**PROBLEM**
Reply with one number: the count of lines in the listing that contain the string "entre".

————

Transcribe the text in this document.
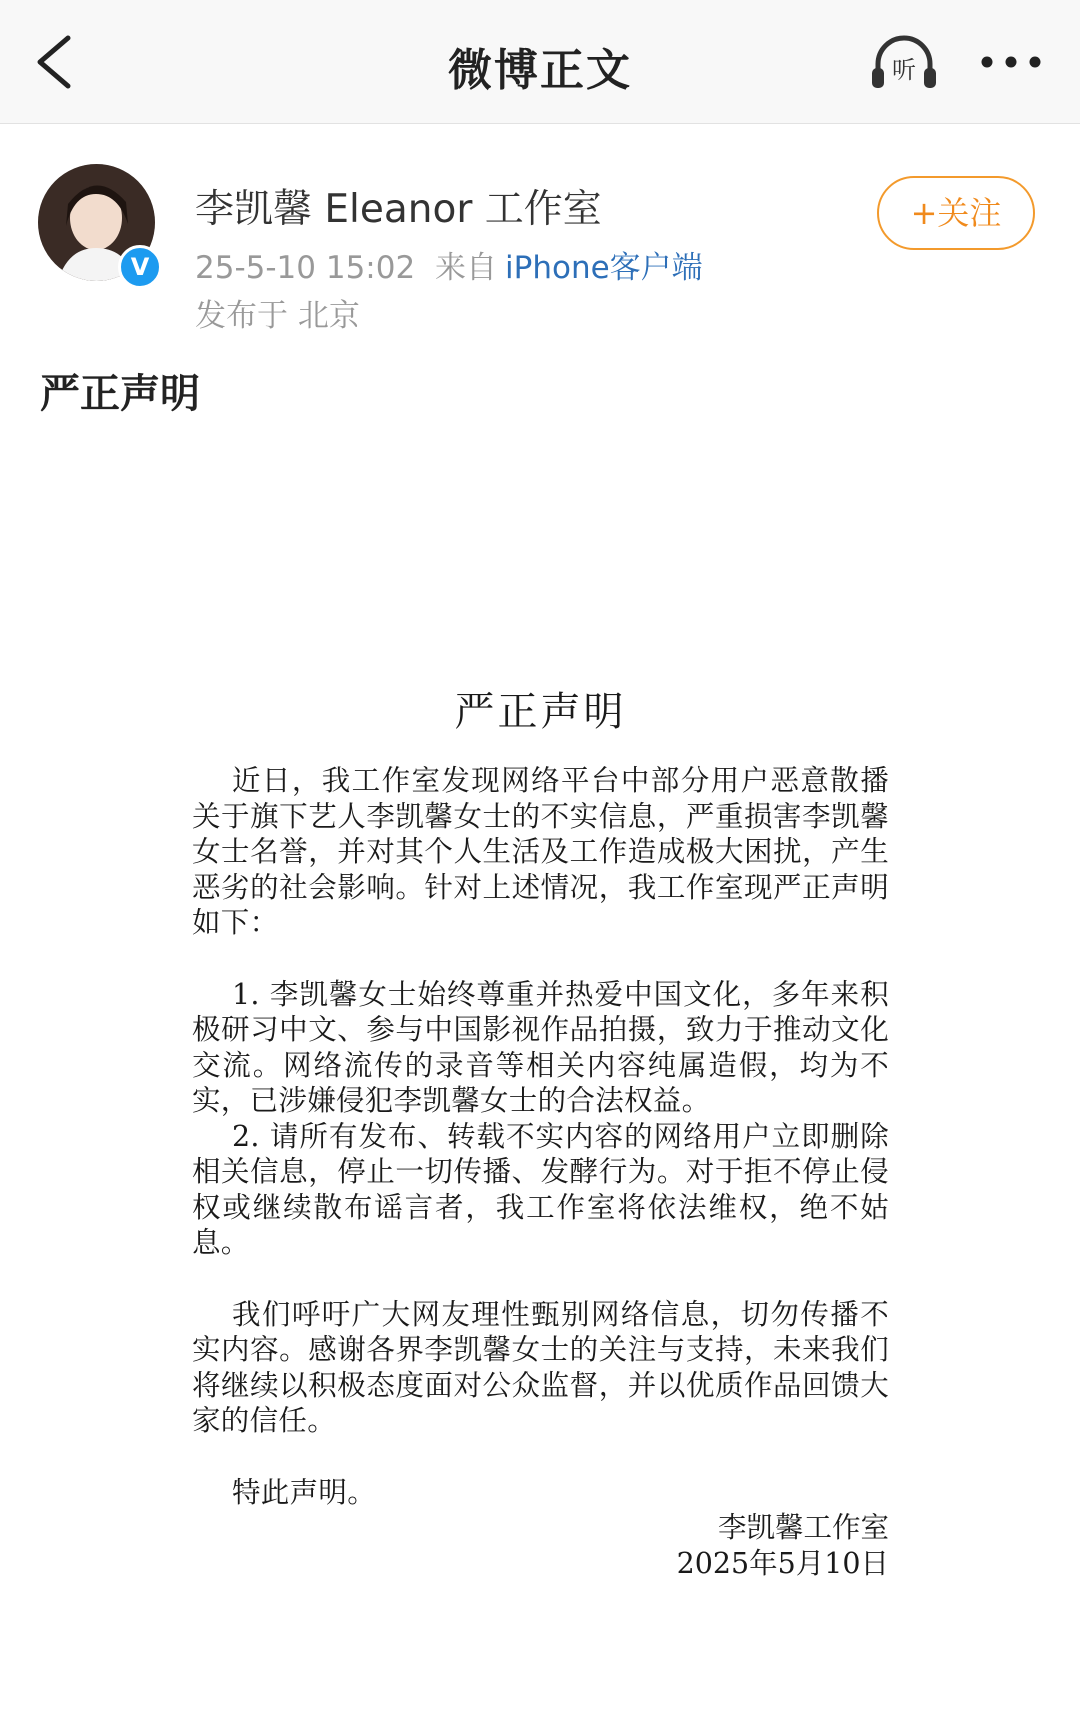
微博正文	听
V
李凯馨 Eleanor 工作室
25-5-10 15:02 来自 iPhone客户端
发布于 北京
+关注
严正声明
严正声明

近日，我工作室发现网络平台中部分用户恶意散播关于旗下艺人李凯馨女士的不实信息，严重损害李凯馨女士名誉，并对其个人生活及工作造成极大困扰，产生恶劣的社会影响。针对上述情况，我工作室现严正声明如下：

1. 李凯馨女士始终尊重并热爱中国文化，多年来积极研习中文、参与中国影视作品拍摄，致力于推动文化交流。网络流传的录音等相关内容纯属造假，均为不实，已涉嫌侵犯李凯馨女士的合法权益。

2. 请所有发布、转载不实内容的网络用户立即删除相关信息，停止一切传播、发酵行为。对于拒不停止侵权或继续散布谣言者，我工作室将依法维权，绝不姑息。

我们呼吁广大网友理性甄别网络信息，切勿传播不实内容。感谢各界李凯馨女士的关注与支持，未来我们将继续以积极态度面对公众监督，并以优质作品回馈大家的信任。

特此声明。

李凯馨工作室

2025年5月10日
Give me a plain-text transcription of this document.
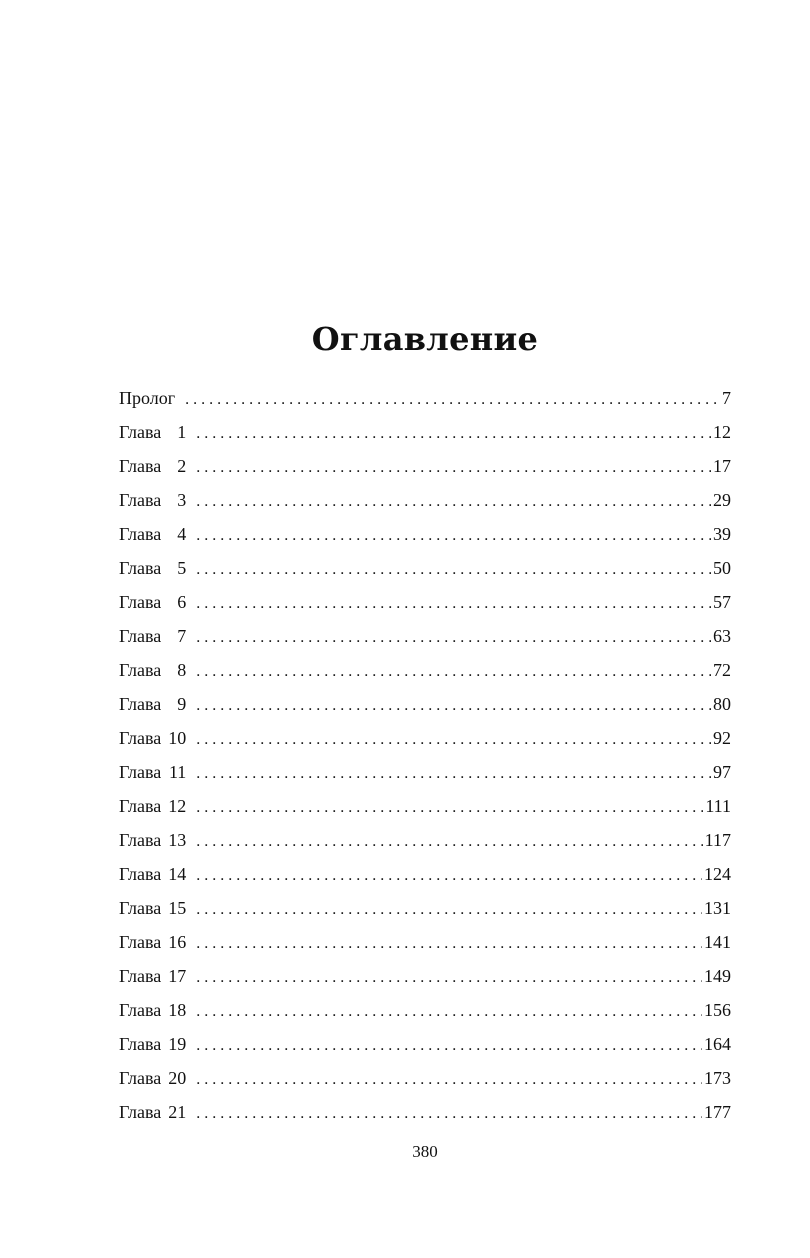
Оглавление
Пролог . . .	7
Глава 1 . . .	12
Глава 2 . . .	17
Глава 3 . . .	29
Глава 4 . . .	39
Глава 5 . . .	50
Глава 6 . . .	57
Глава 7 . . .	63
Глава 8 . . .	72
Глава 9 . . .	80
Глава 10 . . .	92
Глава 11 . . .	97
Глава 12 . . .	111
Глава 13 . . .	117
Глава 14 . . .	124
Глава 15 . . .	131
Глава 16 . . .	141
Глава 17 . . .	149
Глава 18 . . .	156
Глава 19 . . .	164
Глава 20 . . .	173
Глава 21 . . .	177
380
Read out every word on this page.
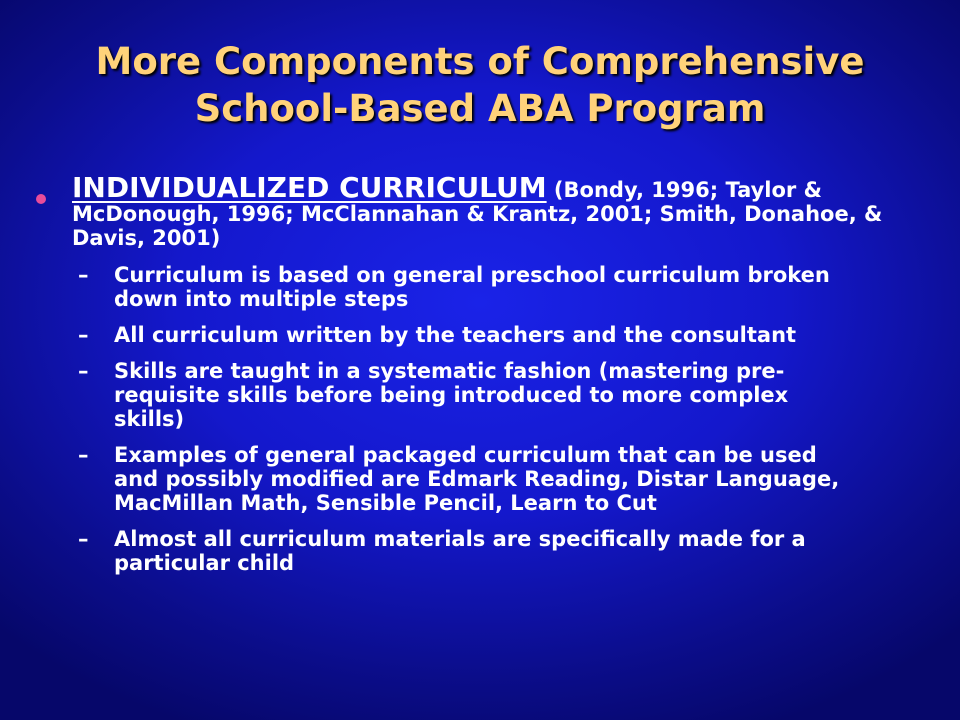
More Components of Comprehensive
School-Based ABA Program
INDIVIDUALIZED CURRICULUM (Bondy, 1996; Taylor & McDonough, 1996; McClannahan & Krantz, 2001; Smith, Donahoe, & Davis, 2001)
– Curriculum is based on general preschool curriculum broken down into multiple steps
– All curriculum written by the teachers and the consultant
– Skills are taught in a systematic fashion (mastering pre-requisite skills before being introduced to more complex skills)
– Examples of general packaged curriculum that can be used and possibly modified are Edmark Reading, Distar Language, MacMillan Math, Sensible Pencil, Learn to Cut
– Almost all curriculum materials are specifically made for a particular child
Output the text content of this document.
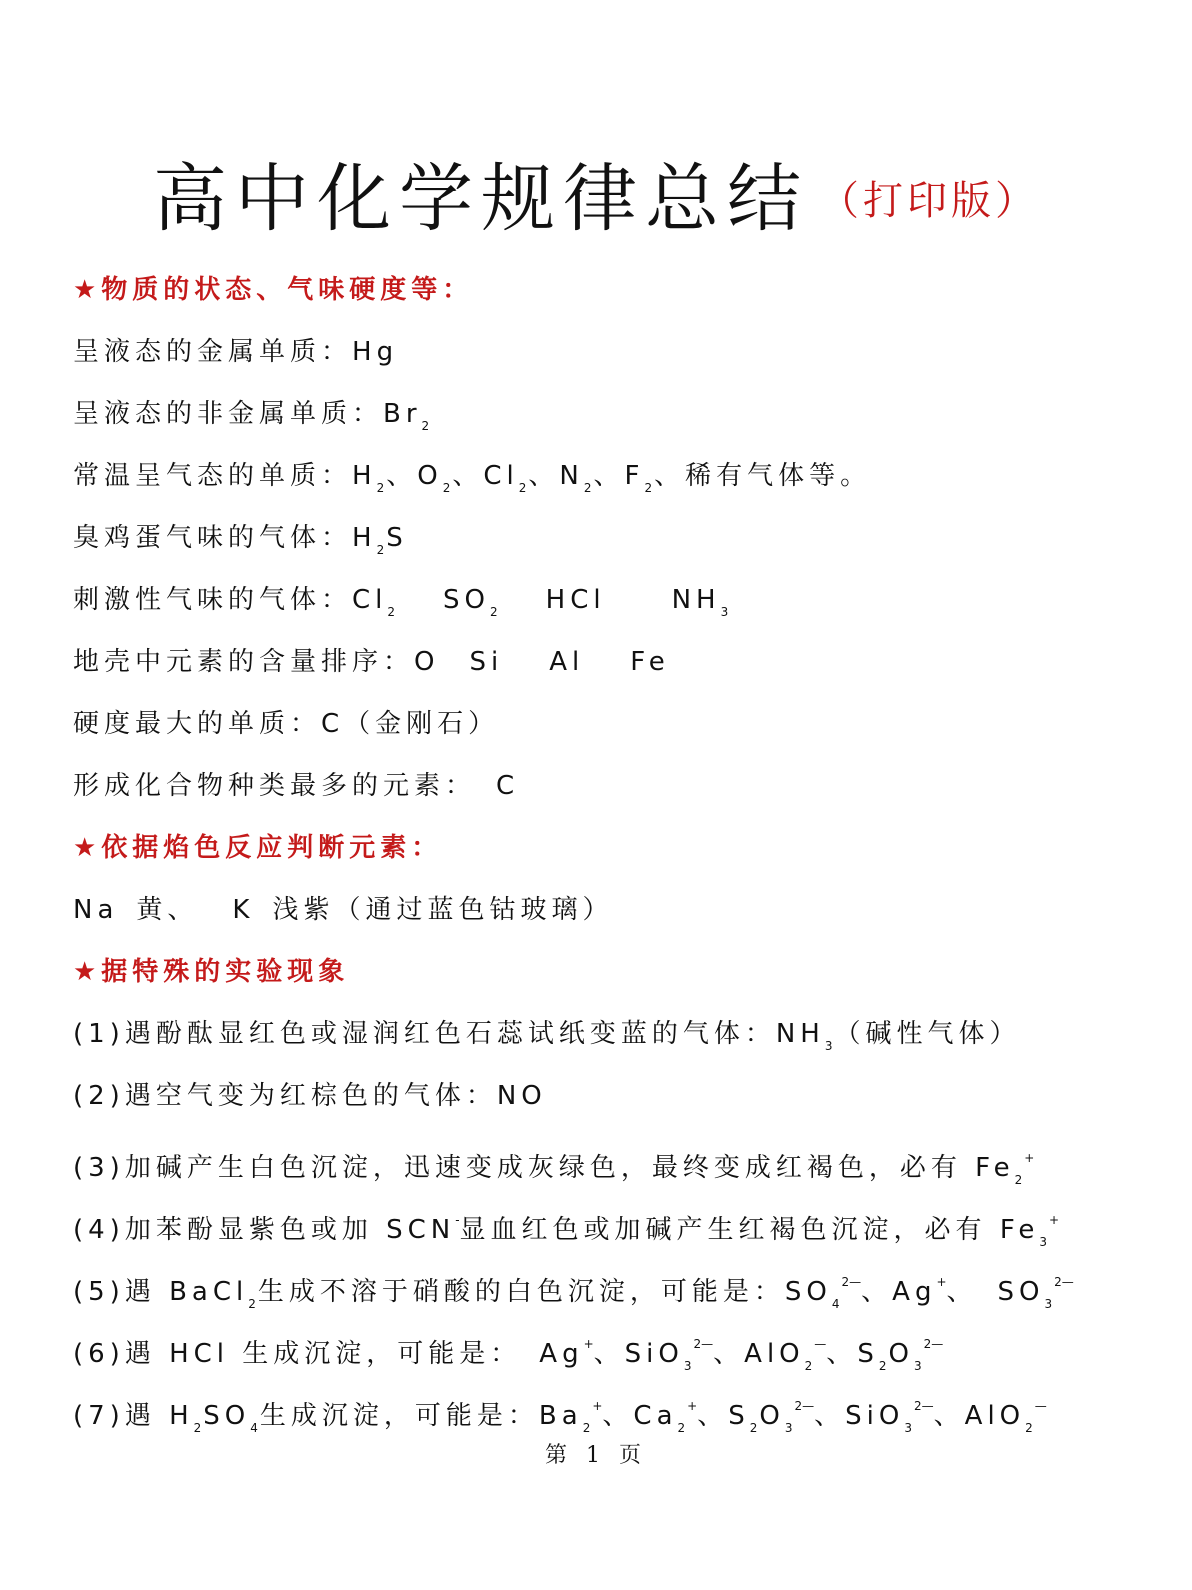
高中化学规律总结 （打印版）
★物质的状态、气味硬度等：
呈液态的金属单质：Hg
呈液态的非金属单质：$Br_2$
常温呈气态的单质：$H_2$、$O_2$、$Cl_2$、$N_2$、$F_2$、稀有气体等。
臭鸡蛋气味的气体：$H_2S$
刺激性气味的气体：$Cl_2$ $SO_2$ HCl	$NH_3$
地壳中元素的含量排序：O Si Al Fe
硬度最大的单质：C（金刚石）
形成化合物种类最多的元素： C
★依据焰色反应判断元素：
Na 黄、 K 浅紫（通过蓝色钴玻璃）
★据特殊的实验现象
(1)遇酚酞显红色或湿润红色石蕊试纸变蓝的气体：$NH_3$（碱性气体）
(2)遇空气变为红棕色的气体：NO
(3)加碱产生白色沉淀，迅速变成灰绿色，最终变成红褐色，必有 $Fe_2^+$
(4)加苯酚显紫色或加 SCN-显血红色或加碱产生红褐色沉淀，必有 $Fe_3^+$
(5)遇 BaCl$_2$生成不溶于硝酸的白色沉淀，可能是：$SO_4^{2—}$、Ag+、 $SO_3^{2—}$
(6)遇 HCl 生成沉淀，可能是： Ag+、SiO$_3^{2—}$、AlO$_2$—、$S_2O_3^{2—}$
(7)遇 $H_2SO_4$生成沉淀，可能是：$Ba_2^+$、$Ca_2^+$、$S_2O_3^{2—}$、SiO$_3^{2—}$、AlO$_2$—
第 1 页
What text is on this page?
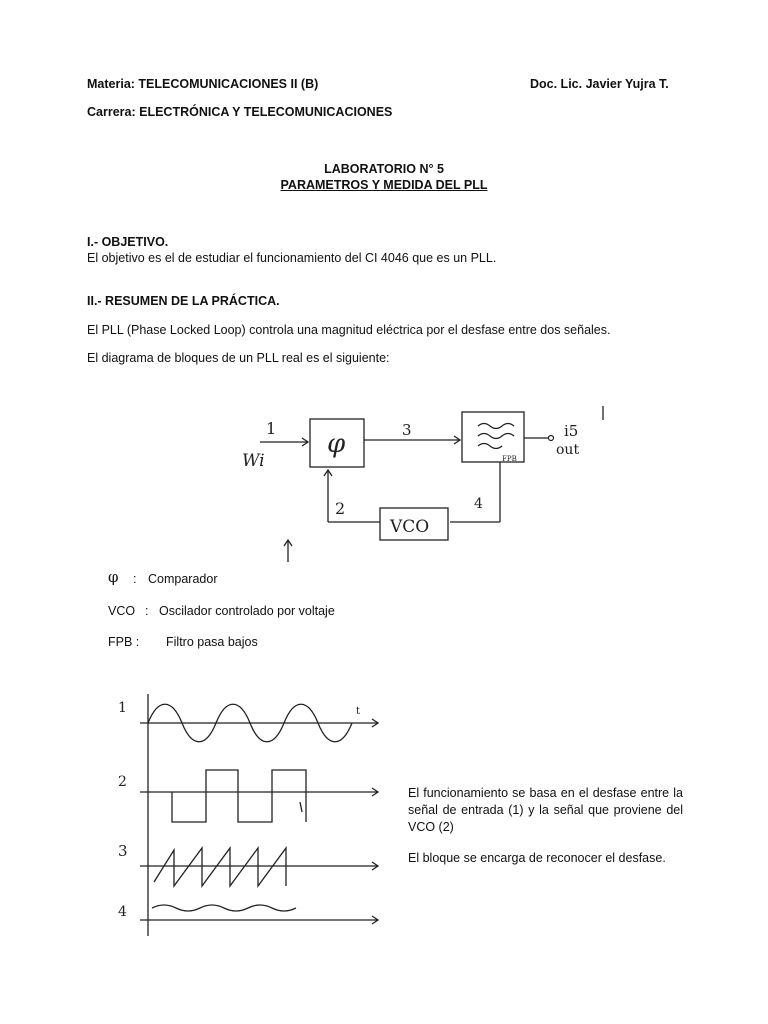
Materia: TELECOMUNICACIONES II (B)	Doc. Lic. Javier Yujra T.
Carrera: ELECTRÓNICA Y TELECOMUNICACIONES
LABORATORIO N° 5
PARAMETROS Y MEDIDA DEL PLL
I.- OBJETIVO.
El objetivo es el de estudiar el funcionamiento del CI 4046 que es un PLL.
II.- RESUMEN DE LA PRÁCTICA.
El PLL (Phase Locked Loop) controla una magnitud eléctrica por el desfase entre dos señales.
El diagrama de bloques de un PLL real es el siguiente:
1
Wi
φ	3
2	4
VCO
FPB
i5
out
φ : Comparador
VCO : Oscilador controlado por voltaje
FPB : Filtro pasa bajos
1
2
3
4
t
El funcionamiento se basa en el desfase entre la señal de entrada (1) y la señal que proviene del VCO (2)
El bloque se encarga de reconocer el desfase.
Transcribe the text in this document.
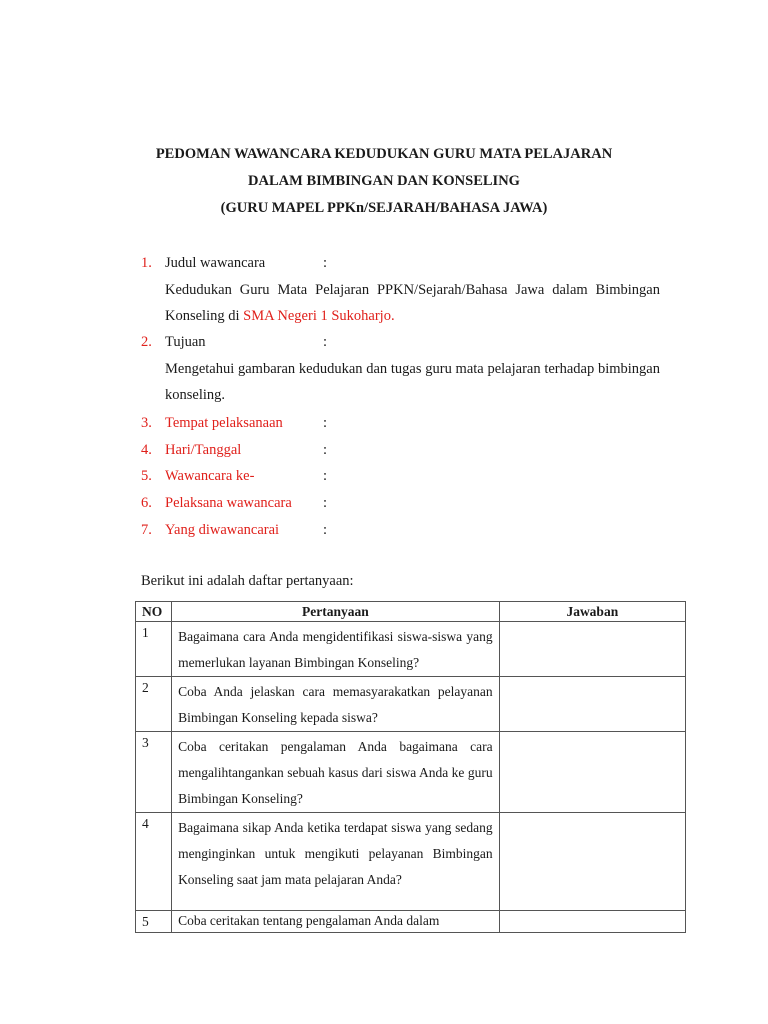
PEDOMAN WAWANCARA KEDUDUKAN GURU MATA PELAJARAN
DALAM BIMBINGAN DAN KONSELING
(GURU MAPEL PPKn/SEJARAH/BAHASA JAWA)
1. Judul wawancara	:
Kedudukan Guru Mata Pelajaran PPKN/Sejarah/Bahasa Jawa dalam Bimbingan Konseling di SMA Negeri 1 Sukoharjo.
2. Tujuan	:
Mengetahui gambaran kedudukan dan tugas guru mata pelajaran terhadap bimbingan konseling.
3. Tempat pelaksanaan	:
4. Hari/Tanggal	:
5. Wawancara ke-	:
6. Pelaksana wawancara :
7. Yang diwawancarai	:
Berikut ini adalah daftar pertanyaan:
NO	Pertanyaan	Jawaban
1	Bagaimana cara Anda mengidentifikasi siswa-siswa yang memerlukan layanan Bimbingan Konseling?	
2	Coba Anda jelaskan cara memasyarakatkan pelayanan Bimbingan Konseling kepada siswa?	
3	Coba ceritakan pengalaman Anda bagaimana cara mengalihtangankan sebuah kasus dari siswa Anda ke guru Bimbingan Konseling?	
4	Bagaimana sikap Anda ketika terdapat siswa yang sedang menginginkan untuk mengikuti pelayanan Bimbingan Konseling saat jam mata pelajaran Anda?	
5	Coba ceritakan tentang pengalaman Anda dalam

————

**OUTPUT BELOW**
2